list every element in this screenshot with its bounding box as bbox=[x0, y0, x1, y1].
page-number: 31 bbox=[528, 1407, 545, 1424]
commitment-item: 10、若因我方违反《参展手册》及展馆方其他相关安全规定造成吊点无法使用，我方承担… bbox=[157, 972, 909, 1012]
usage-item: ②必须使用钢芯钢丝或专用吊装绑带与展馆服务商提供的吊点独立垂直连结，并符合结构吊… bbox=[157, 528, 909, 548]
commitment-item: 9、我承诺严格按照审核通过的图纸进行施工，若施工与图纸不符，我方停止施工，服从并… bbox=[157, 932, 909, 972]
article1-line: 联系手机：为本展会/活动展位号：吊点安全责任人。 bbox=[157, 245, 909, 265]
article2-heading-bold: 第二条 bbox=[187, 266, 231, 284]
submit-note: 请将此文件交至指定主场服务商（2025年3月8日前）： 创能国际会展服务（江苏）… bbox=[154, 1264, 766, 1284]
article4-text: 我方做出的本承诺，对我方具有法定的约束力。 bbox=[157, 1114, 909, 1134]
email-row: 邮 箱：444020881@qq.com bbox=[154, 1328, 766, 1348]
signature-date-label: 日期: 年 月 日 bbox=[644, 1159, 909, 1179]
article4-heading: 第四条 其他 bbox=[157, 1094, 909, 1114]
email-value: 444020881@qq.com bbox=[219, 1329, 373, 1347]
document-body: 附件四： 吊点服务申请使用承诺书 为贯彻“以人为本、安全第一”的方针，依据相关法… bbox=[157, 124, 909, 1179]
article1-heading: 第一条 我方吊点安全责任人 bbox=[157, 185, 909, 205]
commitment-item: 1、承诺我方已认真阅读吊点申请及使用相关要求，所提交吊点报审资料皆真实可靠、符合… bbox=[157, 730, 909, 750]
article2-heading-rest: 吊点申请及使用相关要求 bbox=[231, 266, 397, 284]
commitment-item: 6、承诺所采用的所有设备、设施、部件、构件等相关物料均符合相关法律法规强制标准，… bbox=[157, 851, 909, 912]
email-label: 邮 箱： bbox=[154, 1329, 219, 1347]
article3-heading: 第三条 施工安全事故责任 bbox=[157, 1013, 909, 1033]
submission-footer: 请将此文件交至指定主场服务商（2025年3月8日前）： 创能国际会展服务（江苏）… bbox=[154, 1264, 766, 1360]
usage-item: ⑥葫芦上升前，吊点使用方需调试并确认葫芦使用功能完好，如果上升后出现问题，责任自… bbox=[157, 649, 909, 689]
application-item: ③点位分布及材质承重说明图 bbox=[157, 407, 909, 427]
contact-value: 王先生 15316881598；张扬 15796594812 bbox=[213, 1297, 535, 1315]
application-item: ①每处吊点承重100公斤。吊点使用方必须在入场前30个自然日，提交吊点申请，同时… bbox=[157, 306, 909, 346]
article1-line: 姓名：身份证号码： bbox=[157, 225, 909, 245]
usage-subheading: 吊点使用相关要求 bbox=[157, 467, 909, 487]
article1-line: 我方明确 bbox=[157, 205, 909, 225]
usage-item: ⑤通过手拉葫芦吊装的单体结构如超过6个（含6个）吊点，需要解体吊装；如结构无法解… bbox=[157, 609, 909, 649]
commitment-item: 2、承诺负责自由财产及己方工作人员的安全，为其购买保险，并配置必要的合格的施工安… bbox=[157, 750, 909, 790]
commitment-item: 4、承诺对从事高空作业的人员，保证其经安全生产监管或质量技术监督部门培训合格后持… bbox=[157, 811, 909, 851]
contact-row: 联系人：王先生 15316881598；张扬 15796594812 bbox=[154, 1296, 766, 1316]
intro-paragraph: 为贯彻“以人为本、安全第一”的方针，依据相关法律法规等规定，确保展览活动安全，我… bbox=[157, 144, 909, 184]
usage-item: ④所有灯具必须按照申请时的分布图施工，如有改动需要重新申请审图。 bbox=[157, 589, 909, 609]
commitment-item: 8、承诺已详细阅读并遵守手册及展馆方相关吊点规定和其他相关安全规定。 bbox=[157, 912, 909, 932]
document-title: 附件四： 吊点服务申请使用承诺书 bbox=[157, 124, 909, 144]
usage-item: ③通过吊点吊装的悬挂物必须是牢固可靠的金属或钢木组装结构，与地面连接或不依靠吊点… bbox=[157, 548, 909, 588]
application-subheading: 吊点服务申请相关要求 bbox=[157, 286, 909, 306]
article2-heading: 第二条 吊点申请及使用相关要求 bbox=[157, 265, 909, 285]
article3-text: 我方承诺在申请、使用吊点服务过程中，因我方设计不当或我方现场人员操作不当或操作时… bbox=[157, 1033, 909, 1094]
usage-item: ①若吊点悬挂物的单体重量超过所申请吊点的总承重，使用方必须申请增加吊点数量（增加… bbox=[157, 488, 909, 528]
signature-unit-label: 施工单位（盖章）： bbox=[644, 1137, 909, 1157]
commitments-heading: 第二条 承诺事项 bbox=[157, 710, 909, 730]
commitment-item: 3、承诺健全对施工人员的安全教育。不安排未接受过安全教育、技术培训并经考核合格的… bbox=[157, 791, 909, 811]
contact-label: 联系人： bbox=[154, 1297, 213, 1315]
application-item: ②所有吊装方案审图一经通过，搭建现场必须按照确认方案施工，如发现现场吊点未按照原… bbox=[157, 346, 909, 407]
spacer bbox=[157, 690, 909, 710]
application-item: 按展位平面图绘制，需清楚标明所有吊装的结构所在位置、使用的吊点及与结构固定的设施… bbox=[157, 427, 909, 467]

• _YOUR OBJECTIVE_
Reproduce the entire listing above verbatim, keeping every line and character unchanged.

• _WRITTEN ANSWER_
list every element in this screenshot with its bounding box as bbox=[x0, y0, x1, y1].
page-number: 31 bbox=[528, 1407, 545, 1424]
commitment-item: 10、若因我方违反《参展手册》及展馆方其他相关安全规定造成吊点无法使用，我方承担… bbox=[157, 972, 909, 1012]
usage-item: ②必须使用钢芯钢丝或专用吊装绑带与展馆服务商提供的吊点独立垂直连结，并符合结构吊… bbox=[157, 528, 909, 548]
commitment-item: 9、我承诺严格按照审核通过的图纸进行施工，若施工与图纸不符，我方停止施工，服从并… bbox=[157, 932, 909, 972]
article1-line: 联系手机：为本展会/活动展位号：吊点安全责任人。 bbox=[157, 245, 909, 265]
article2-heading-bold: 第二条 bbox=[187, 266, 231, 284]
submit-note: 请将此文件交至指定主场服务商（2025年3月8日前）： 创能国际会展服务（江苏）… bbox=[154, 1264, 766, 1284]
article4-text: 我方做出的本承诺，对我方具有法定的约束力。 bbox=[157, 1114, 909, 1134]
email-row: 邮 箱：444020881@qq.com bbox=[154, 1328, 766, 1348]
signature-date-label: 日期: 年 月 日 bbox=[644, 1159, 909, 1179]
article4-heading: 第四条 其他 bbox=[157, 1094, 909, 1114]
email-value: 444020881@qq.com bbox=[219, 1329, 373, 1347]
document-body: 附件四： 吊点服务申请使用承诺书 为贯彻“以人为本、安全第一”的方针，依据相关法… bbox=[157, 124, 909, 1179]
article1-heading: 第一条 我方吊点安全责任人 bbox=[157, 185, 909, 205]
commitment-item: 1、承诺我方已认真阅读吊点申请及使用相关要求，所提交吊点报审资料皆真实可靠、符合… bbox=[157, 730, 909, 750]
article2-heading-rest: 吊点申请及使用相关要求 bbox=[231, 266, 397, 284]
commitment-item: 6、承诺所采用的所有设备、设施、部件、构件等相关物料均符合相关法律法规强制标准，… bbox=[157, 851, 909, 912]
email-label: 邮 箱： bbox=[154, 1329, 219, 1347]
article3-heading: 第三条 施工安全事故责任 bbox=[157, 1013, 909, 1033]
submission-footer: 请将此文件交至指定主场服务商（2025年3月8日前）： 创能国际会展服务（江苏）… bbox=[154, 1264, 766, 1360]
usage-item: ⑥葫芦上升前，吊点使用方需调试并确认葫芦使用功能完好，如果上升后出现问题，责任自… bbox=[157, 649, 909, 689]
application-item: ③点位分布及材质承重说明图 bbox=[157, 407, 909, 427]
contact-value: 王先生 15316881598；张扬 15796594812 bbox=[213, 1297, 535, 1315]
application-item: ①每处吊点承重100公斤。吊点使用方必须在入场前30个自然日，提交吊点申请，同时… bbox=[157, 306, 909, 346]
article1-line: 姓名：身份证号码： bbox=[157, 225, 909, 245]
usage-subheading: 吊点使用相关要求 bbox=[157, 467, 909, 487]
article1-line: 我方明确 bbox=[157, 205, 909, 225]
usage-item: ⑤通过手拉葫芦吊装的单体结构如超过6个（含6个）吊点，需要解体吊装；如结构无法解… bbox=[157, 609, 909, 649]
commitment-item: 2、承诺负责自由财产及己方工作人员的安全，为其购买保险，并配置必要的合格的施工安… bbox=[157, 750, 909, 790]
commitment-item: 4、承诺对从事高空作业的人员，保证其经安全生产监管或质量技术监督部门培训合格后持… bbox=[157, 811, 909, 851]
contact-row: 联系人：王先生 15316881598；张扬 15796594812 bbox=[154, 1296, 766, 1316]
intro-paragraph: 为贯彻“以人为本、安全第一”的方针，依据相关法律法规等规定，确保展览活动安全，我… bbox=[157, 144, 909, 184]
usage-item: ④所有灯具必须按照申请时的分布图施工，如有改动需要重新申请审图。 bbox=[157, 589, 909, 609]
commitment-item: 8、承诺已详细阅读并遵守手册及展馆方相关吊点规定和其他相关安全规定。 bbox=[157, 912, 909, 932]
document-title: 附件四： 吊点服务申请使用承诺书 bbox=[157, 124, 909, 144]
usage-item: ③通过吊点吊装的悬挂物必须是牢固可靠的金属或钢木组装结构，与地面连接或不依靠吊点… bbox=[157, 548, 909, 588]
application-subheading: 吊点服务申请相关要求 bbox=[157, 286, 909, 306]
article2-heading: 第二条 吊点申请及使用相关要求 bbox=[157, 265, 909, 285]
article3-text: 我方承诺在申请、使用吊点服务过程中，因我方设计不当或我方现场人员操作不当或操作时… bbox=[157, 1033, 909, 1094]
usage-item: ①若吊点悬挂物的单体重量超过所申请吊点的总承重，使用方必须申请增加吊点数量（增加… bbox=[157, 488, 909, 528]
signature-unit-label: 施工单位（盖章）： bbox=[644, 1137, 909, 1157]
commitments-heading: 第二条 承诺事项 bbox=[157, 710, 909, 730]
commitment-item: 3、承诺健全对施工人员的安全教育。不安排未接受过安全教育、技术培训并经考核合格的… bbox=[157, 791, 909, 811]
contact-label: 联系人： bbox=[154, 1297, 213, 1315]
application-item: ②所有吊装方案审图一经通过，搭建现场必须按照确认方案施工，如发现现场吊点未按照原… bbox=[157, 346, 909, 407]
spacer bbox=[157, 690, 909, 710]
application-item: 按展位平面图绘制，需清楚标明所有吊装的结构所在位置、使用的吊点及与结构固定的设施… bbox=[157, 427, 909, 467]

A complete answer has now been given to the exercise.